__WRITTEN EXERCISE__: The records below must be copied in full; omit the images.

[Recorded data]
[BEGIN]
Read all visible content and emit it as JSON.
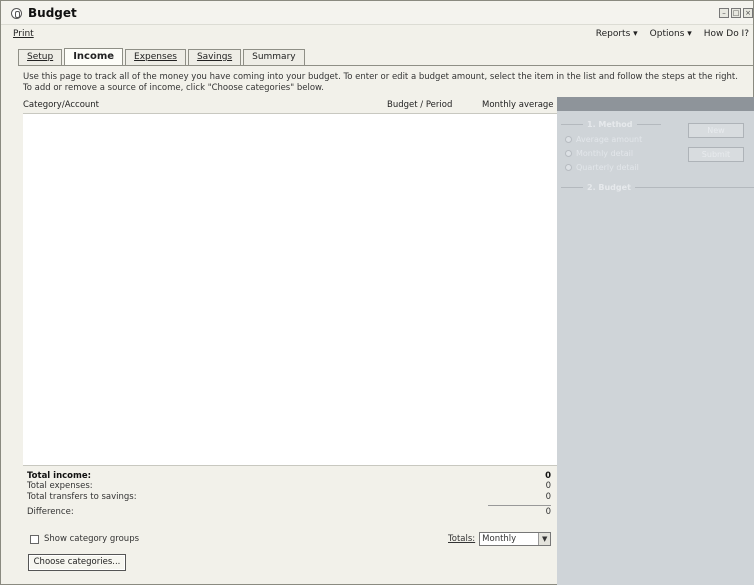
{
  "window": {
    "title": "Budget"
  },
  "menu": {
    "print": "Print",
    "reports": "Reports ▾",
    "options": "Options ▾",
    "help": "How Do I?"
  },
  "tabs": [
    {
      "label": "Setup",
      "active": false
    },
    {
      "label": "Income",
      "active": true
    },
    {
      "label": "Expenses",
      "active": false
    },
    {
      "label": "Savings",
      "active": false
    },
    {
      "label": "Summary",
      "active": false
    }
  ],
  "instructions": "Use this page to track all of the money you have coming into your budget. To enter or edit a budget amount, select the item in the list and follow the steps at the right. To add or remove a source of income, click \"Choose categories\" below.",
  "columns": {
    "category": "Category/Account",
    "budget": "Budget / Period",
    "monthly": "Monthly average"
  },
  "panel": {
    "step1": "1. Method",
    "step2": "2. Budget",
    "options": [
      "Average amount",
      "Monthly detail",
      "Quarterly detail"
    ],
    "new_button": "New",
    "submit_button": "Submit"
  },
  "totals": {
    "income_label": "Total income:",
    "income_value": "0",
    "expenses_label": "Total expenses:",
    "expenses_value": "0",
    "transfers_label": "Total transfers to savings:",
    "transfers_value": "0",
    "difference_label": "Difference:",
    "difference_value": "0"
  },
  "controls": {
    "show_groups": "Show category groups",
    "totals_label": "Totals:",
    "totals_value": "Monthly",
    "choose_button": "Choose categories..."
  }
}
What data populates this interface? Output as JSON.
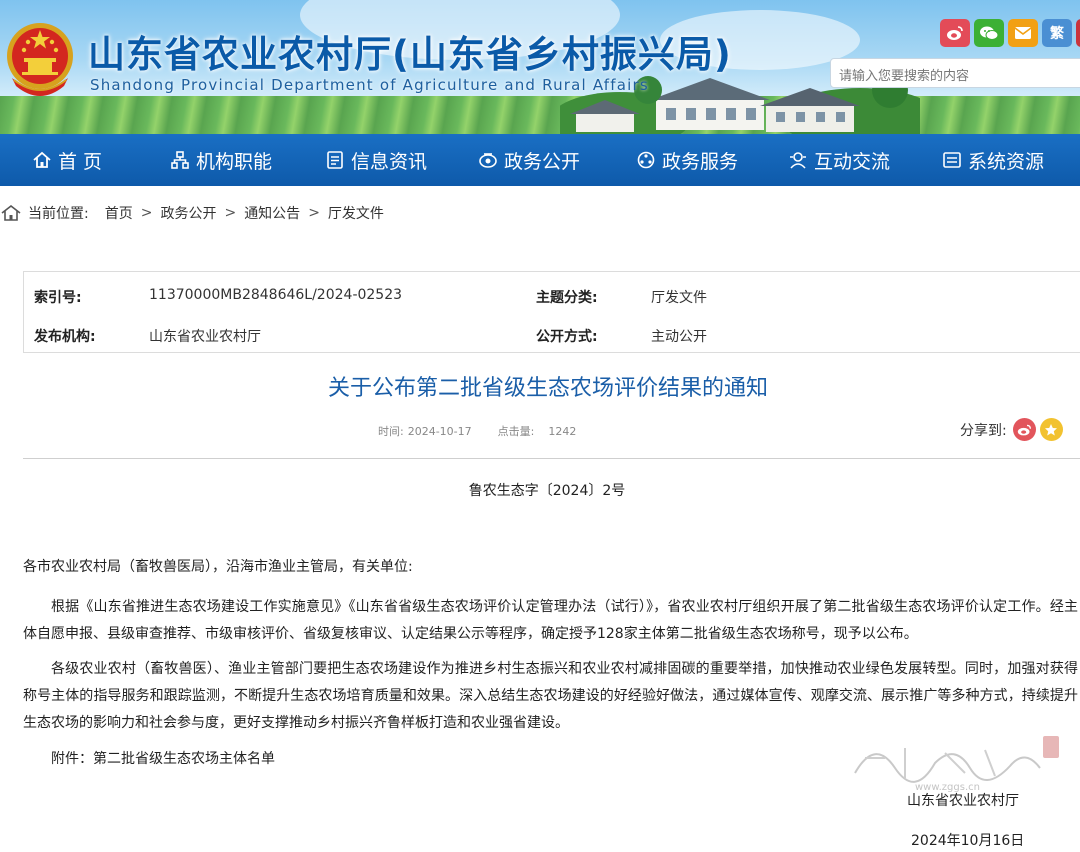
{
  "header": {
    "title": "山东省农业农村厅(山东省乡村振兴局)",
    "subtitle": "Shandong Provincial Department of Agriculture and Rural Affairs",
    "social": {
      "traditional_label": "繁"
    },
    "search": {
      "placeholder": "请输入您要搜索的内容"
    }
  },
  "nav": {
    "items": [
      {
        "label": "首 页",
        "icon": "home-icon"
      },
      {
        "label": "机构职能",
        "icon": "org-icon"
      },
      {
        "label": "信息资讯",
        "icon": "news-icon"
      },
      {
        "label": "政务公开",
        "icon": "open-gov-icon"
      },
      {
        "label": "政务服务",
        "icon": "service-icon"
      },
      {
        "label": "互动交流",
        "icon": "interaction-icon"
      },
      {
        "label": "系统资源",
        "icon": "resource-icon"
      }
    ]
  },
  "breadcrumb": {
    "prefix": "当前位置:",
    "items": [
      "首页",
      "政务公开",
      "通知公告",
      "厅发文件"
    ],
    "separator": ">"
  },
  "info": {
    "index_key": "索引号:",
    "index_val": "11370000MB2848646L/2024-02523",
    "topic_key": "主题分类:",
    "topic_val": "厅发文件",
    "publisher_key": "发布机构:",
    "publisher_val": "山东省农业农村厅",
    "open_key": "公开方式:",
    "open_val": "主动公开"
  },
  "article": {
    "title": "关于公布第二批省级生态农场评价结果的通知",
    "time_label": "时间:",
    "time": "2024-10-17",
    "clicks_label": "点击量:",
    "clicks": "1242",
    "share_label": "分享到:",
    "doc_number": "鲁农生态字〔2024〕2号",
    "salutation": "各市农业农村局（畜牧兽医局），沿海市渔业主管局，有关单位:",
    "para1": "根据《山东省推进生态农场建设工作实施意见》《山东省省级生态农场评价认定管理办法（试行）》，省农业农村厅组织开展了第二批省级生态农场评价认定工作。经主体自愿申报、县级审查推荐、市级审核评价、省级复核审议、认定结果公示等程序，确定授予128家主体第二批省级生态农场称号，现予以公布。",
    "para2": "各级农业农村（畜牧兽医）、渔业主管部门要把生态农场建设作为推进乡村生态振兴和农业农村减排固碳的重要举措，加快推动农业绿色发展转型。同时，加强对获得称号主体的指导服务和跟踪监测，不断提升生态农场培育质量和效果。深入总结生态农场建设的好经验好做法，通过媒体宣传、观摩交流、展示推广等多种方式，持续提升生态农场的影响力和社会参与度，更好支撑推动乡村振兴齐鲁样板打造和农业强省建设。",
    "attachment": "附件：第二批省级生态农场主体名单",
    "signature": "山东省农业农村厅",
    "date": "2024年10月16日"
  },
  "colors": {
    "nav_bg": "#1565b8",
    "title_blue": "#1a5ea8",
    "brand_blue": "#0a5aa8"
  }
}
[END]
__ANSWER IN FULL__:
Read all visible content and emit it as JSON.
{
  "window": {
    "title": "Budget"
  },
  "menu": {
    "print": "Print",
    "reports": "Reports ▾",
    "options": "Options ▾",
    "help": "How Do I?"
  },
  "tabs": [
    {
      "label": "Setup",
      "active": false
    },
    {
      "label": "Income",
      "active": true
    },
    {
      "label": "Expenses",
      "active": false
    },
    {
      "label": "Savings",
      "active": false
    },
    {
      "label": "Summary",
      "active": false
    }
  ],
  "instructions": "Use this page to track all of the money you have coming into your budget. To enter or edit a budget amount, select the item in the list and follow the steps at the right. To add or remove a source of income, click \"Choose categories\" below.",
  "columns": {
    "category": "Category/Account",
    "budget": "Budget / Period",
    "monthly": "Monthly average"
  },
  "panel": {
    "step1": "1. Method",
    "step2": "2. Budget",
    "options": [
      "Average amount",
      "Monthly detail",
      "Quarterly detail"
    ],
    "new_button": "New",
    "submit_button": "Submit"
  },
  "totals": {
    "income_label": "Total income:",
    "income_value": "0",
    "expenses_label": "Total expenses:",
    "expenses_value": "0",
    "transfers_label": "Total transfers to savings:",
    "transfers_value": "0",
    "difference_label": "Difference:",
    "difference_value": "0"
  },
  "controls": {
    "show_groups": "Show category groups",
    "totals_label": "Totals:",
    "totals_value": "Monthly",
    "choose_button": "Choose categories..."
  }
}
What data populates this interface? Output as JSON.
{
  "header": {
    "title": "山东省农业农村厅(山东省乡村振兴局)",
    "subtitle": "Shandong Provincial Department of Agriculture and Rural Affairs",
    "social": {
      "traditional_label": "繁"
    },
    "search": {
      "placeholder": "请输入您要搜索的内容"
    }
  },
  "nav": {
    "items": [
      {
        "label": "首 页",
        "icon": "home-icon"
      },
      {
        "label": "机构职能",
        "icon": "org-icon"
      },
      {
        "label": "信息资讯",
        "icon": "news-icon"
      },
      {
        "label": "政务公开",
        "icon": "open-gov-icon"
      },
      {
        "label": "政务服务",
        "icon": "service-icon"
      },
      {
        "label": "互动交流",
        "icon": "interaction-icon"
      },
      {
        "label": "系统资源",
        "icon": "resource-icon"
      }
    ]
  },
  "breadcrumb": {
    "prefix": "当前位置:",
    "items": [
      "首页",
      "政务公开",
      "通知公告",
      "厅发文件"
    ],
    "separator": ">"
  },
  "info": {
    "index_key": "索引号:",
    "index_val": "11370000MB2848646L/2024-02523",
    "topic_key": "主题分类:",
    "topic_val": "厅发文件",
    "publisher_key": "发布机构:",
    "publisher_val": "山东省农业农村厅",
    "open_key": "公开方式:",
    "open_val": "主动公开"
  },
  "article": {
    "title": "关于公布第二批省级生态农场评价结果的通知",
    "time_label": "时间:",
    "time": "2024-10-17",
    "clicks_label": "点击量:",
    "clicks": "1242",
    "share_label": "分享到:",
    "doc_number": "鲁农生态字〔2024〕2号",
    "salutation": "各市农业农村局（畜牧兽医局），沿海市渔业主管局，有关单位:",
    "para1": "根据《山东省推进生态农场建设工作实施意见》《山东省省级生态农场评价认定管理办法（试行）》，省农业农村厅组织开展了第二批省级生态农场评价认定工作。经主体自愿申报、县级审查推荐、市级审核评价、省级复核审议、认定结果公示等程序，确定授予128家主体第二批省级生态农场称号，现予以公布。",
    "para2": "各级农业农村（畜牧兽医）、渔业主管部门要把生态农场建设作为推进乡村生态振兴和农业农村减排固碳的重要举措，加快推动农业绿色发展转型。同时，加强对获得称号主体的指导服务和跟踪监测，不断提升生态农场培育质量和效果。深入总结生态农场建设的好经验好做法，通过媒体宣传、观摩交流、展示推广等多种方式，持续提升生态农场的影响力和社会参与度，更好支撑推动乡村振兴齐鲁样板打造和农业强省建设。",
    "attachment": "附件：第二批省级生态农场主体名单",
    "signature": "山东省农业农村厅",
    "date": "2024年10月16日"
  },
  "colors": {
    "nav_bg": "#1565b8",
    "title_blue": "#1a5ea8",
    "brand_blue": "#0a5aa8"
  }
}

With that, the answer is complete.